* **WORK INSTRUCTIONS**
Search the data for the string "title" and extract every line where it appears.

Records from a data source
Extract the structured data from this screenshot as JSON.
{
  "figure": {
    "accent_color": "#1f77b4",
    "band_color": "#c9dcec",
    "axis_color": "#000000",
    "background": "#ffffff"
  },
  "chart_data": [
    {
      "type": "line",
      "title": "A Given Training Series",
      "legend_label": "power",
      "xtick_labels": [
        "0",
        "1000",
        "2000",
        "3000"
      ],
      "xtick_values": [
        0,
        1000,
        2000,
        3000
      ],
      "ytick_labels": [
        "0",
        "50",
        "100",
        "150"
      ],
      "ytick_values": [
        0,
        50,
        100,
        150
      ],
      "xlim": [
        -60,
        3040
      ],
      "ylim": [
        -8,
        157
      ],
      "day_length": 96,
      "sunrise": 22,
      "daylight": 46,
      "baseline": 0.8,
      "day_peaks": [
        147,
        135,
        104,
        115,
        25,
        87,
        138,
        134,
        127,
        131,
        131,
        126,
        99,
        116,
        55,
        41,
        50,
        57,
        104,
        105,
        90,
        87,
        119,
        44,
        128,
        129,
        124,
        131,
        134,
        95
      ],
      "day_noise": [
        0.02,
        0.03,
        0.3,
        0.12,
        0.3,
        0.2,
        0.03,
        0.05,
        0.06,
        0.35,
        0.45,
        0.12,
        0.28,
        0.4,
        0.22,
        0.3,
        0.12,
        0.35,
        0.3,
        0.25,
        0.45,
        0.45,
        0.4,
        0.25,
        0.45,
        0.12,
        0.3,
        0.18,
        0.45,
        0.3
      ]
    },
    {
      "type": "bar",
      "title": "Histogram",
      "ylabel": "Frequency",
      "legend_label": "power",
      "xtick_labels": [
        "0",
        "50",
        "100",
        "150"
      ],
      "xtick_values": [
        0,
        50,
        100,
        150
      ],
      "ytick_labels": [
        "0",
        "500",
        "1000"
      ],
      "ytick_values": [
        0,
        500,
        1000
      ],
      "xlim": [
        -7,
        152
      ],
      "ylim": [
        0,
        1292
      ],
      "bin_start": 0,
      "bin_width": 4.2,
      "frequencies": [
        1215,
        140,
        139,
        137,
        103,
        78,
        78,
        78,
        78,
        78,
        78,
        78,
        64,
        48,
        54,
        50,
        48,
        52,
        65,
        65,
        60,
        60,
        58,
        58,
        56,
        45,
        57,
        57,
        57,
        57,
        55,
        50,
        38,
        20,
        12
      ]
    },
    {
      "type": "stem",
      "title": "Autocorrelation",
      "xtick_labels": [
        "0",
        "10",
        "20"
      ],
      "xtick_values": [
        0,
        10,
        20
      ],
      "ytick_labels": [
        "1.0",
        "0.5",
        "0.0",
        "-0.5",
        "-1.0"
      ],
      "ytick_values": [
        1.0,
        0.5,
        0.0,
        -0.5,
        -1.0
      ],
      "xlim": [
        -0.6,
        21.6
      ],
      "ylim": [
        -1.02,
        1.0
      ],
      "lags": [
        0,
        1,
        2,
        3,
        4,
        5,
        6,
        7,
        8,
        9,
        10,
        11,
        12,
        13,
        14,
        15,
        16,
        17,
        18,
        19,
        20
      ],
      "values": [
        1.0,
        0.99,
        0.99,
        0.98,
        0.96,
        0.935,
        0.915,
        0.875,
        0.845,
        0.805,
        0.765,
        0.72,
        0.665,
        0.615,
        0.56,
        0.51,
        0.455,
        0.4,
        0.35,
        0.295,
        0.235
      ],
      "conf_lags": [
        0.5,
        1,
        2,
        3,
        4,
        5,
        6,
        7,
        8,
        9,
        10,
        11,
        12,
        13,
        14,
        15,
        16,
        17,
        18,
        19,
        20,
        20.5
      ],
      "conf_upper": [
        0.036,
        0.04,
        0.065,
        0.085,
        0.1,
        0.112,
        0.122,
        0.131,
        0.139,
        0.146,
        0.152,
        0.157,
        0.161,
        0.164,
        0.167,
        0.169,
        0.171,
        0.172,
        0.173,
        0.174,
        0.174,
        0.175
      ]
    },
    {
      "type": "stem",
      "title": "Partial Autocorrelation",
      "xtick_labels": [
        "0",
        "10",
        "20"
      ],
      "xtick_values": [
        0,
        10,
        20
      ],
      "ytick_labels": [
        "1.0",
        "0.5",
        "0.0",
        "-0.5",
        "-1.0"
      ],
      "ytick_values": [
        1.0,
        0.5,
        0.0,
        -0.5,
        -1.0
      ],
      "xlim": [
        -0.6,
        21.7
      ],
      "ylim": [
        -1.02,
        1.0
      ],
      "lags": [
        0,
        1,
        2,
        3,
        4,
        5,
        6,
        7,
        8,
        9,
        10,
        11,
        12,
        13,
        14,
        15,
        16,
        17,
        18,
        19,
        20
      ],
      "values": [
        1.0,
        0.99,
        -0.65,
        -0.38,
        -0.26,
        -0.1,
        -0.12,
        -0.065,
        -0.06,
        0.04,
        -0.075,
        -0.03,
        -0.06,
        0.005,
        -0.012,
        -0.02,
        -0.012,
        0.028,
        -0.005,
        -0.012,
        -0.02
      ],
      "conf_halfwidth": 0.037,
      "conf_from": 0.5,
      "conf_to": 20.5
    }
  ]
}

* **WORKED SOLUTION**
      "title": "A Given Training Series",
      "title": "Histogram",
      "title": "Autocorrelation",
      "title": "Partial Autocorrelation",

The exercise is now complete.